[Figure collection entries]
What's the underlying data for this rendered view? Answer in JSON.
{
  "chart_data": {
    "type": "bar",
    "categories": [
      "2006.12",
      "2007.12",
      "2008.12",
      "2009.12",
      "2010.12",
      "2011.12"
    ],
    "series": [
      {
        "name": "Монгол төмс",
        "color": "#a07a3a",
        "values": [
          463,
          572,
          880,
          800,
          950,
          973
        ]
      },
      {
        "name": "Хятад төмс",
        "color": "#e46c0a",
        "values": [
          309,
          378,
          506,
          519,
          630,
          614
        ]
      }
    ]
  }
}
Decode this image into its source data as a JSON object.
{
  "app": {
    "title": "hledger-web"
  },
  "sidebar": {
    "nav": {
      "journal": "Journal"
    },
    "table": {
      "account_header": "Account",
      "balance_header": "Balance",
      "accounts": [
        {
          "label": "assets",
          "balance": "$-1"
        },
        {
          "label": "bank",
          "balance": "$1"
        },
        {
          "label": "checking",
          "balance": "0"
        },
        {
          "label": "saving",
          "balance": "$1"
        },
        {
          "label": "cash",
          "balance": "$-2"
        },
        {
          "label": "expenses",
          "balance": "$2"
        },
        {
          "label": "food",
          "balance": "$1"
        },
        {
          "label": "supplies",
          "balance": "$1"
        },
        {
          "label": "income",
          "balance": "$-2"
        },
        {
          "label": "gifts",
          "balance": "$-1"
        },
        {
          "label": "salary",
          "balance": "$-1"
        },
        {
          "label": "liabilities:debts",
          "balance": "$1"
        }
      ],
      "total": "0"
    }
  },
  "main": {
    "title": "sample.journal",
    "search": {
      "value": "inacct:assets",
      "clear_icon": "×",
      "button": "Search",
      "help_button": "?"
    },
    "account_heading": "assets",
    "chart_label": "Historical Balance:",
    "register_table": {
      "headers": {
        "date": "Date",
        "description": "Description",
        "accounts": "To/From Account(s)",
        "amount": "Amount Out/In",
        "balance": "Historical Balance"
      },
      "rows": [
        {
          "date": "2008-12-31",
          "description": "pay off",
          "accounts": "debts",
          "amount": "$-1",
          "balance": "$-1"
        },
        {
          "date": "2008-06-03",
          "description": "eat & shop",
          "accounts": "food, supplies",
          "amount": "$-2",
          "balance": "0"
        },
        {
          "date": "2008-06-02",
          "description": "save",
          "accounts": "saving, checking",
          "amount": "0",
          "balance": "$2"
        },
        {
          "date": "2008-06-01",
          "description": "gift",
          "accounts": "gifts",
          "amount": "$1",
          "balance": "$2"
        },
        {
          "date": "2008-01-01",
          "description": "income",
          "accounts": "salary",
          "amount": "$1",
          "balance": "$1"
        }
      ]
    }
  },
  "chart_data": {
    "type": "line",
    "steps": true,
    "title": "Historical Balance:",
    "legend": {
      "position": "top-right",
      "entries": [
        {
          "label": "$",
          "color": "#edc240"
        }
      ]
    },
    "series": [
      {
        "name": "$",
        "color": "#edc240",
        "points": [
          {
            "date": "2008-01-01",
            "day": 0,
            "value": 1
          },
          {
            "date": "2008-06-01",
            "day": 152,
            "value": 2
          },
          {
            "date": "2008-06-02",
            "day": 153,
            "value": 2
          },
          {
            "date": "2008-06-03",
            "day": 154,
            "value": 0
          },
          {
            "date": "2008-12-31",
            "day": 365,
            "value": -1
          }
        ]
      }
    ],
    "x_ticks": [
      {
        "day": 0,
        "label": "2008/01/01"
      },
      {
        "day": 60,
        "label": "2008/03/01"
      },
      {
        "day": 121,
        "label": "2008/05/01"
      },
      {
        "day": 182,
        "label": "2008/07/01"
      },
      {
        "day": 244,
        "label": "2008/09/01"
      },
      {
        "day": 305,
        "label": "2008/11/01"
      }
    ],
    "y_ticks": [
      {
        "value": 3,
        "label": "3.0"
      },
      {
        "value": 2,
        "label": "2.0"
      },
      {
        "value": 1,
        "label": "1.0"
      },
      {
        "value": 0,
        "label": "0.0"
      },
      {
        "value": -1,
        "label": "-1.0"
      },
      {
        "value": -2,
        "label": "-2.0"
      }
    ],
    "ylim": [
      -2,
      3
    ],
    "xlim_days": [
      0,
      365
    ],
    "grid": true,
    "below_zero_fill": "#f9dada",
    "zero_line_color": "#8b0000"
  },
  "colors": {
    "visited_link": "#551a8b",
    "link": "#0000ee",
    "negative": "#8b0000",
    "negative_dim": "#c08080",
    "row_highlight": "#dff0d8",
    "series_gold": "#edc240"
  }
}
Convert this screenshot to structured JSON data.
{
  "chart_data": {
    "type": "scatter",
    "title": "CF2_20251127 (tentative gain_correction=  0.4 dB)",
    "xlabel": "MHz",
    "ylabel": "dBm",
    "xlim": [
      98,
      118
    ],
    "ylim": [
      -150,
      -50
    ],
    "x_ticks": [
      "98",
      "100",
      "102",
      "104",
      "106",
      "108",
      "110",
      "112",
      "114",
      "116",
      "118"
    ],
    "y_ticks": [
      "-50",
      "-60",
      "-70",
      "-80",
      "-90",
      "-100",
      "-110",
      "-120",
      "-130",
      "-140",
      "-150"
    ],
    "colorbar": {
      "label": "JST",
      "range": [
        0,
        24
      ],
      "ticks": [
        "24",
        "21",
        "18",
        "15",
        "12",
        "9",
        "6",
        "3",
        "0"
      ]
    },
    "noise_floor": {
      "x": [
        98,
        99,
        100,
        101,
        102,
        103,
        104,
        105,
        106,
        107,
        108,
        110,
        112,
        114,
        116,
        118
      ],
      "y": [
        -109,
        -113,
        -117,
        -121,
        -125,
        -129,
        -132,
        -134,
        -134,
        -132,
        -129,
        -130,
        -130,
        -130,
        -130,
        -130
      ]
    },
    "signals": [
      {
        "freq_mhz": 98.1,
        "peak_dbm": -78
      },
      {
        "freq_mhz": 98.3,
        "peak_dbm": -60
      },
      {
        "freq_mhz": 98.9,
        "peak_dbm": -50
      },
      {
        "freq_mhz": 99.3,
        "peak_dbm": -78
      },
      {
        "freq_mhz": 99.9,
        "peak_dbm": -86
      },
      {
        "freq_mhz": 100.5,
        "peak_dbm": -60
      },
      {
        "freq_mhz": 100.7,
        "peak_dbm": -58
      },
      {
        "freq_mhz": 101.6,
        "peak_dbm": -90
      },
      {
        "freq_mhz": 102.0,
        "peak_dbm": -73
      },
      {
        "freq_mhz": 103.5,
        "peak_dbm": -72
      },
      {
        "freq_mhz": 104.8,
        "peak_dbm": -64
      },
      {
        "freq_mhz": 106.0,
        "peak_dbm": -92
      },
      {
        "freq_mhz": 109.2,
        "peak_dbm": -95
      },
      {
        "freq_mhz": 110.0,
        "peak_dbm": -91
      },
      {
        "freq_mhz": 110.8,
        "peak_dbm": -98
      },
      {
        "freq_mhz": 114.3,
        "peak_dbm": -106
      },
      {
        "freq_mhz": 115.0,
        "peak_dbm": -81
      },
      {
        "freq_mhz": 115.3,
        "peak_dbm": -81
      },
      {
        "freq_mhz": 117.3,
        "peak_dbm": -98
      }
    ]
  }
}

AIM OF THE TASK: Repeat the material word for word, in full.

TASK SOLUTION:
What's the underlying data for this rendered view? Answer in JSON.
{
  "chart_data": {
    "type": "bar",
    "categories": [
      "2006.12",
      "2007.12",
      "2008.12",
      "2009.12",
      "2010.12",
      "2011.12"
    ],
    "series": [
      {
        "name": "Монгол төмс",
        "color": "#a07a3a",
        "values": [
          463,
          572,
          880,
          800,
          950,
          973
        ]
      },
      {
        "name": "Хятад төмс",
        "color": "#e46c0a",
        "values": [
          309,
          378,
          506,
          519,
          630,
          614
        ]
      }
    ]
  }
}
Decode this image into its source data as a JSON object.
{
  "app": {
    "title": "hledger-web"
  },
  "sidebar": {
    "nav": {
      "journal": "Journal"
    },
    "table": {
      "account_header": "Account",
      "balance_header": "Balance",
      "accounts": [
        {
          "label": "assets",
          "balance": "$-1"
        },
        {
          "label": "bank",
          "balance": "$1"
        },
        {
          "label": "checking",
          "balance": "0"
        },
        {
          "label": "saving",
          "balance": "$1"
        },
        {
          "label": "cash",
          "balance": "$-2"
        },
        {
          "label": "expenses",
          "balance": "$2"
        },
        {
          "label": "food",
          "balance": "$1"
        },
        {
          "label": "supplies",
          "balance": "$1"
        },
        {
          "label": "income",
          "balance": "$-2"
        },
        {
          "label": "gifts",
          "balance": "$-1"
        },
        {
          "label": "salary",
          "balance": "$-1"
        },
        {
          "label": "liabilities:debts",
          "balance": "$1"
        }
      ],
      "total": "0"
    }
  },
  "main": {
    "title": "sample.journal",
    "search": {
      "value": "inacct:assets",
      "clear_icon": "×",
      "button": "Search",
      "help_button": "?"
    },
    "account_heading": "assets",
    "chart_label": "Historical Balance:",
    "register_table": {
      "headers": {
        "date": "Date",
        "description": "Description",
        "accounts": "To/From Account(s)",
        "amount": "Amount Out/In",
        "balance": "Historical Balance"
      },
      "rows": [
        {
          "date": "2008-12-31",
          "description": "pay off",
          "accounts": "debts",
          "amount": "$-1",
          "balance": "$-1"
        },
        {
          "date": "2008-06-03",
          "description": "eat & shop",
          "accounts": "food, supplies",
          "amount": "$-2",
          "balance": "0"
        },
        {
          "date": "2008-06-02",
          "description": "save",
          "accounts": "saving, checking",
          "amount": "0",
          "balance": "$2"
        },
        {
          "date": "2008-06-01",
          "description": "gift",
          "accounts": "gifts",
          "amount": "$1",
          "balance": "$2"
        },
        {
          "date": "2008-01-01",
          "description": "income",
          "accounts": "salary",
          "amount": "$1",
          "balance": "$1"
        }
      ]
    }
  },
  "chart_data": {
    "type": "line",
    "steps": true,
    "title": "Historical Balance:",
    "legend": {
      "position": "top-right",
      "entries": [
        {
          "label": "$",
          "color": "#edc240"
        }
      ]
    },
    "series": [
      {
        "name": "$",
        "color": "#edc240",
        "points": [
          {
            "date": "2008-01-01",
            "day": 0,
            "value": 1
          },
          {
            "date": "2008-06-01",
            "day": 152,
            "value": 2
          },
          {
            "date": "2008-06-02",
            "day": 153,
            "value": 2
          },
          {
            "date": "2008-06-03",
            "day": 154,
            "value": 0
          },
          {
            "date": "2008-12-31",
            "day": 365,
            "value": -1
          }
        ]
      }
    ],
    "x_ticks": [
      {
        "day": 0,
        "label": "2008/01/01"
      },
      {
        "day": 60,
        "label": "2008/03/01"
      },
      {
        "day": 121,
        "label": "2008/05/01"
      },
      {
        "day": 182,
        "label": "2008/07/01"
      },
      {
        "day": 244,
        "label": "2008/09/01"
      },
      {
        "day": 305,
        "label": "2008/11/01"
      }
    ],
    "y_ticks": [
      {
        "value": 3,
        "label": "3.0"
      },
      {
        "value": 2,
        "label": "2.0"
      },
      {
        "value": 1,
        "label": "1.0"
      },
      {
        "value": 0,
        "label": "0.0"
      },
      {
        "value": -1,
        "label": "-1.0"
      },
      {
        "value": -2,
        "label": "-2.0"
      }
    ],
    "ylim": [
      -2,
      3
    ],
    "xlim_days": [
      0,
      365
    ],
    "grid": true,
    "below_zero_fill": "#f9dada",
    "zero_line_color": "#8b0000"
  },
  "colors": {
    "visited_link": "#551a8b",
    "link": "#0000ee",
    "negative": "#8b0000",
    "negative_dim": "#c08080",
    "row_highlight": "#dff0d8",
    "series_gold": "#edc240"
  }
}
Convert this screenshot to structured JSON data.
{
  "chart_data": {
    "type": "scatter",
    "title": "CF2_20251127 (tentative gain_correction=  0.4 dB)",
    "xlabel": "MHz",
    "ylabel": "dBm",
    "xlim": [
      98,
      118
    ],
    "ylim": [
      -150,
      -50
    ],
    "x_ticks": [
      "98",
      "100",
      "102",
      "104",
      "106",
      "108",
      "110",
      "112",
      "114",
      "116",
      "118"
    ],
    "y_ticks": [
      "-50",
      "-60",
      "-70",
      "-80",
      "-90",
      "-100",
      "-110",
      "-120",
      "-130",
      "-140",
      "-150"
    ],
    "colorbar": {
      "label": "JST",
      "range": [
        0,
        24
      ],
      "ticks": [
        "24",
        "21",
        "18",
        "15",
        "12",
        "9",
        "6",
        "3",
        "0"
      ]
    },
    "noise_floor": {
      "x": [
        98,
        99,
        100,
        101,
        102,
        103,
        104,
        105,
        106,
        107,
        108,
        110,
        112,
        114,
        116,
        118
      ],
      "y": [
        -109,
        -113,
        -117,
        -121,
        -125,
        -129,
        -132,
        -134,
        -134,
        -132,
        -129,
        -130,
        -130,
        -130,
        -130,
        -130
      ]
    },
    "signals": [
      {
        "freq_mhz": 98.1,
        "peak_dbm": -78
      },
      {
        "freq_mhz": 98.3,
        "peak_dbm": -60
      },
      {
        "freq_mhz": 98.9,
        "peak_dbm": -50
      },
      {
        "freq_mhz": 99.3,
        "peak_dbm": -78
      },
      {
        "freq_mhz": 99.9,
        "peak_dbm": -86
      },
      {
        "freq_mhz": 100.5,
        "peak_dbm": -60
      },
      {
        "freq_mhz": 100.7,
        "peak_dbm": -58
      },
      {
        "freq_mhz": 101.6,
        "peak_dbm": -90
      },
      {
        "freq_mhz": 102.0,
        "peak_dbm": -73
      },
      {
        "freq_mhz": 103.5,
        "peak_dbm": -72
      },
      {
        "freq_mhz": 104.8,
        "peak_dbm": -64
      },
      {
        "freq_mhz": 106.0,
        "peak_dbm": -92
      },
      {
        "freq_mhz": 109.2,
        "peak_dbm": -95
      },
      {
        "freq_mhz": 110.0,
        "peak_dbm": -91
      },
      {
        "freq_mhz": 110.8,
        "peak_dbm": -98
      },
      {
        "freq_mhz": 114.3,
        "peak_dbm": -106
      },
      {
        "freq_mhz": 115.0,
        "peak_dbm": -81
      },
      {
        "freq_mhz": 115.3,
        "peak_dbm": -81
      },
      {
        "freq_mhz": 117.3,
        "peak_dbm": -98
      }
    ]
  }
}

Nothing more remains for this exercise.